WHAT NEEDS TO BE DONE >> Copy all records verbatim.

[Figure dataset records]
======
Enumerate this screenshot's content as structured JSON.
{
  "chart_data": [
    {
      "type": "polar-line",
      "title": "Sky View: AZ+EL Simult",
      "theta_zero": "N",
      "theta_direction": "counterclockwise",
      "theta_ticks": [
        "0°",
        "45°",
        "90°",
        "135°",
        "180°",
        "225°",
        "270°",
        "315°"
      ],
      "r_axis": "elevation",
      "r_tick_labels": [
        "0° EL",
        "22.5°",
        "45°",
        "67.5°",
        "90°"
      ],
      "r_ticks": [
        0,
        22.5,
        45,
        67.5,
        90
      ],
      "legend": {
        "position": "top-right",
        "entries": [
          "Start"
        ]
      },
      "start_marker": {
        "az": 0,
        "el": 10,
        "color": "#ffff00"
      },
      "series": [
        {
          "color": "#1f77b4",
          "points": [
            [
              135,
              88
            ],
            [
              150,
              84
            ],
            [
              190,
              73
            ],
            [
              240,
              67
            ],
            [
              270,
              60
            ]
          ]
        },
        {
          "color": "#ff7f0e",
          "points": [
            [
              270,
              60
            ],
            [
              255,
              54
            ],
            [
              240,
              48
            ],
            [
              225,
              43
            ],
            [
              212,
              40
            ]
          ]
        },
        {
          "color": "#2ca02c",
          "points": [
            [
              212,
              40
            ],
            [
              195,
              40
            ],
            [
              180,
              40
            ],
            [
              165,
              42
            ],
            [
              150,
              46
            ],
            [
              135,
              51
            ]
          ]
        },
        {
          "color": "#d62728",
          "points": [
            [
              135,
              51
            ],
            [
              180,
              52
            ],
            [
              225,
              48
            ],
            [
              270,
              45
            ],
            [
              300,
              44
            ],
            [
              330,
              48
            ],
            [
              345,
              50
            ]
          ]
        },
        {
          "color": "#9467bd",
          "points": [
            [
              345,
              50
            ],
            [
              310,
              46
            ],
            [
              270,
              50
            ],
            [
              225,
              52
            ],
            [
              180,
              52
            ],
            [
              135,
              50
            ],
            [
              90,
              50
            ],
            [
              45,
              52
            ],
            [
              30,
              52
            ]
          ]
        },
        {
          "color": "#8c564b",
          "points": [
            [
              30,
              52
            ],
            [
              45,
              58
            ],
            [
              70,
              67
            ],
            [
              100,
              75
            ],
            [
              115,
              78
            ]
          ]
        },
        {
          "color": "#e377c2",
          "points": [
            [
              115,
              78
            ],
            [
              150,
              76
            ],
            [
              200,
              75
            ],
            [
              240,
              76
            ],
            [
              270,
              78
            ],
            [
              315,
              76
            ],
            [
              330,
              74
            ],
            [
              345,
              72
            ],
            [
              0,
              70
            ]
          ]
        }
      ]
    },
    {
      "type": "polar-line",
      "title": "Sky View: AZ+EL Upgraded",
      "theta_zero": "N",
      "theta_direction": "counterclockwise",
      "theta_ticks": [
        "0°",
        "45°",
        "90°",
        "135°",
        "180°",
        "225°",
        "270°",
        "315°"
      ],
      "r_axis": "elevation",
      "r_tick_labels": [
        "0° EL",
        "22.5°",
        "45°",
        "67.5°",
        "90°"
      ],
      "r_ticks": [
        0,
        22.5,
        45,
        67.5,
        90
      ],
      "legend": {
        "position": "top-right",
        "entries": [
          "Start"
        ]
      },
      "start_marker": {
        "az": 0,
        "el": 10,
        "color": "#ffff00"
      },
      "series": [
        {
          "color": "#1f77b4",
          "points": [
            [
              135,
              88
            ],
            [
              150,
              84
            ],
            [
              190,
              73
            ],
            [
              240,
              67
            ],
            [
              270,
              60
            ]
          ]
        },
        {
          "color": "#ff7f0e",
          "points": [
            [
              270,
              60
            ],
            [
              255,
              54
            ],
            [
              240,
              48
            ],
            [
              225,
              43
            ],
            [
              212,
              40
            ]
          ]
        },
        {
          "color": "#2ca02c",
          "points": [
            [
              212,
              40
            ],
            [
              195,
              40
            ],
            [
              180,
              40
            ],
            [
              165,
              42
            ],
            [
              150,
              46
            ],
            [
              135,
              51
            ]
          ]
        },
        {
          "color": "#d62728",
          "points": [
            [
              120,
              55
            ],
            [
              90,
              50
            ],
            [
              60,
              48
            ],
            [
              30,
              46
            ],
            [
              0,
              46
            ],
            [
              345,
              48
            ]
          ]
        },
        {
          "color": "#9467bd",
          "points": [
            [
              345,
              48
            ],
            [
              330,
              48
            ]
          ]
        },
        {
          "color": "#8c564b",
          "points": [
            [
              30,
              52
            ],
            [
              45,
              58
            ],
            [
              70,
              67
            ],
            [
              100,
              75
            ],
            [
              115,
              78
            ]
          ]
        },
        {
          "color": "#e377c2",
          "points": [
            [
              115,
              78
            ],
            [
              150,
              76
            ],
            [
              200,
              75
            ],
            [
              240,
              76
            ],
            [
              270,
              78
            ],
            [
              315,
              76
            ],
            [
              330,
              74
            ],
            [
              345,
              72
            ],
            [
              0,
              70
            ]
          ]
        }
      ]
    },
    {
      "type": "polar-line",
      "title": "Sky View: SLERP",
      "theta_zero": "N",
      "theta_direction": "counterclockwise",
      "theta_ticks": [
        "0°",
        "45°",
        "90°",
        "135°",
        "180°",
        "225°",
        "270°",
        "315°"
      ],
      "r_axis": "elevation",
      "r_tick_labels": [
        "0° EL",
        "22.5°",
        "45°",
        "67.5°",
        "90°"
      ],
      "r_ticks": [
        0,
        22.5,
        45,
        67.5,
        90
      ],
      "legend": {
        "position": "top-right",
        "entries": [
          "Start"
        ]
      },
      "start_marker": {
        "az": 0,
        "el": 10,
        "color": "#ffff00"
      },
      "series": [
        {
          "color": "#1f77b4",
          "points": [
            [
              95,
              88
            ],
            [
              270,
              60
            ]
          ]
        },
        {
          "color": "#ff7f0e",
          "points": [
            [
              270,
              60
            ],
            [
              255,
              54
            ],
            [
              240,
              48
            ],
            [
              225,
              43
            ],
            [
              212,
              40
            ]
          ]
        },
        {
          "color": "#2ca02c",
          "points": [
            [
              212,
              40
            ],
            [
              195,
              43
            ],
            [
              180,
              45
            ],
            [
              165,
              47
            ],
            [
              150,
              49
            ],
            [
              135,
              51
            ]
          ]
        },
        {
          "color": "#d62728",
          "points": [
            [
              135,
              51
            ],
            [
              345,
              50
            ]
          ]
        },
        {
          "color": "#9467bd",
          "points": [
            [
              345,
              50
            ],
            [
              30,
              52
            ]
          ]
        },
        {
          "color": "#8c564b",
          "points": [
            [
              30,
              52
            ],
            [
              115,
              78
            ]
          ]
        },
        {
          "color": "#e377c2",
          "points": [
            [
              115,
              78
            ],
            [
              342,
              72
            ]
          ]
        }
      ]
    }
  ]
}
======
SOLVED EXERCISE >>
Enumerate this screenshot's content as structured JSON.
{
  "chart_data": [
    {
      "type": "polar-line",
      "title": "Sky View: AZ+EL Simult",
      "theta_zero": "N",
      "theta_direction": "counterclockwise",
      "theta_ticks": [
        "0°",
        "45°",
        "90°",
        "135°",
        "180°",
        "225°",
        "270°",
        "315°"
      ],
      "r_axis": "elevation",
      "r_tick_labels": [
        "0° EL",
        "22.5°",
        "45°",
        "67.5°",
        "90°"
      ],
      "r_ticks": [
        0,
        22.5,
        45,
        67.5,
        90
      ],
      "legend": {
        "position": "top-right",
        "entries": [
          "Start"
        ]
      },
      "start_marker": {
        "az": 0,
        "el": 10,
        "color": "#ffff00"
      },
      "series": [
        {
          "color": "#1f77b4",
          "points": [
            [
              135,
              88
            ],
            [
              150,
              84
            ],
            [
              190,
              73
            ],
            [
              240,
              67
            ],
            [
              270,
              60
            ]
          ]
        },
        {
          "color": "#ff7f0e",
          "points": [
            [
              270,
              60
            ],
            [
              255,
              54
            ],
            [
              240,
              48
            ],
            [
              225,
              43
            ],
            [
              212,
              40
            ]
          ]
        },
        {
          "color": "#2ca02c",
          "points": [
            [
              212,
              40
            ],
            [
              195,
              40
            ],
            [
              180,
              40
            ],
            [
              165,
              42
            ],
            [
              150,
              46
            ],
            [
              135,
              51
            ]
          ]
        },
        {
          "color": "#d62728",
          "points": [
            [
              135,
              51
            ],
            [
              180,
              52
            ],
            [
              225,
              48
            ],
            [
              270,
              45
            ],
            [
              300,
              44
            ],
            [
              330,
              48
            ],
            [
              345,
              50
            ]
          ]
        },
        {
          "color": "#9467bd",
          "points": [
            [
              345,
              50
            ],
            [
              310,
              46
            ],
            [
              270,
              50
            ],
            [
              225,
              52
            ],
            [
              180,
              52
            ],
            [
              135,
              50
            ],
            [
              90,
              50
            ],
            [
              45,
              52
            ],
            [
              30,
              52
            ]
          ]
        },
        {
          "color": "#8c564b",
          "points": [
            [
              30,
              52
            ],
            [
              45,
              58
            ],
            [
              70,
              67
            ],
            [
              100,
              75
            ],
            [
              115,
              78
            ]
          ]
        },
        {
          "color": "#e377c2",
          "points": [
            [
              115,
              78
            ],
            [
              150,
              76
            ],
            [
              200,
              75
            ],
            [
              240,
              76
            ],
            [
              270,
              78
            ],
            [
              315,
              76
            ],
            [
              330,
              74
            ],
            [
              345,
              72
            ],
            [
              0,
              70
            ]
          ]
        }
      ]
    },
    {
      "type": "polar-line",
      "title": "Sky View: AZ+EL Upgraded",
      "theta_zero": "N",
      "theta_direction": "counterclockwise",
      "theta_ticks": [
        "0°",
        "45°",
        "90°",
        "135°",
        "180°",
        "225°",
        "270°",
        "315°"
      ],
      "r_axis": "elevation",
      "r_tick_labels": [
        "0° EL",
        "22.5°",
        "45°",
        "67.5°",
        "90°"
      ],
      "r_ticks": [
        0,
        22.5,
        45,
        67.5,
        90
      ],
      "legend": {
        "position": "top-right",
        "entries": [
          "Start"
        ]
      },
      "start_marker": {
        "az": 0,
        "el": 10,
        "color": "#ffff00"
      },
      "series": [
        {
          "color": "#1f77b4",
          "points": [
            [
              135,
              88
            ],
            [
              150,
              84
            ],
            [
              190,
              73
            ],
            [
              240,
              67
            ],
            [
              270,
              60
            ]
          ]
        },
        {
          "color": "#ff7f0e",
          "points": [
            [
              270,
              60
            ],
            [
              255,
              54
            ],
            [
              240,
              48
            ],
            [
              225,
              43
            ],
            [
              212,
              40
            ]
          ]
        },
        {
          "color": "#2ca02c",
          "points": [
            [
              212,
              40
            ],
            [
              195,
              40
            ],
            [
              180,
              40
            ],
            [
              165,
              42
            ],
            [
              150,
              46
            ],
            [
              135,
              51
            ]
          ]
        },
        {
          "color": "#d62728",
          "points": [
            [
              120,
              55
            ],
            [
              90,
              50
            ],
            [
              60,
              48
            ],
            [
              30,
              46
            ],
            [
              0,
              46
            ],
            [
              345,
              48
            ]
          ]
        },
        {
          "color": "#9467bd",
          "points": [
            [
              345,
              48
            ],
            [
              330,
              48
            ]
          ]
        },
        {
          "color": "#8c564b",
          "points": [
            [
              30,
              52
            ],
            [
              45,
              58
            ],
            [
              70,
              67
            ],
            [
              100,
              75
            ],
            [
              115,
              78
            ]
          ]
        },
        {
          "color": "#e377c2",
          "points": [
            [
              115,
              78
            ],
            [
              150,
              76
            ],
            [
              200,
              75
            ],
            [
              240,
              76
            ],
            [
              270,
              78
            ],
            [
              315,
              76
            ],
            [
              330,
              74
            ],
            [
              345,
              72
            ],
            [
              0,
              70
            ]
          ]
        }
      ]
    },
    {
      "type": "polar-line",
      "title": "Sky View: SLERP",
      "theta_zero": "N",
      "theta_direction": "counterclockwise",
      "theta_ticks": [
        "0°",
        "45°",
        "90°",
        "135°",
        "180°",
        "225°",
        "270°",
        "315°"
      ],
      "r_axis": "elevation",
      "r_tick_labels": [
        "0° EL",
        "22.5°",
        "45°",
        "67.5°",
        "90°"
      ],
      "r_ticks": [
        0,
        22.5,
        45,
        67.5,
        90
      ],
      "legend": {
        "position": "top-right",
        "entries": [
          "Start"
        ]
      },
      "start_marker": {
        "az": 0,
        "el": 10,
        "color": "#ffff00"
      },
      "series": [
        {
          "color": "#1f77b4",
          "points": [
            [
              95,
              88
            ],
            [
              270,
              60
            ]
          ]
        },
        {
          "color": "#ff7f0e",
          "points": [
            [
              270,
              60
            ],
            [
              255,
              54
            ],
            [
              240,
              48
            ],
            [
              225,
              43
            ],
            [
              212,
              40
            ]
          ]
        },
        {
          "color": "#2ca02c",
          "points": [
            [
              212,
              40
            ],
            [
              195,
              43
            ],
            [
              180,
              45
            ],
            [
              165,
              47
            ],
            [
              150,
              49
            ],
            [
              135,
              51
            ]
          ]
        },
        {
          "color": "#d62728",
          "points": [
            [
              135,
              51
            ],
            [
              345,
              50
            ]
          ]
        },
        {
          "color": "#9467bd",
          "points": [
            [
              345,
              50
            ],
            [
              30,
              52
            ]
          ]
        },
        {
          "color": "#8c564b",
          "points": [
            [
              30,
              52
            ],
            [
              115,
              78
            ]
          ]
        },
        {
          "color": "#e377c2",
          "points": [
            [
              115,
              78
            ],
            [
              342,
              72
            ]
          ]
        }
      ]
    }
  ]
}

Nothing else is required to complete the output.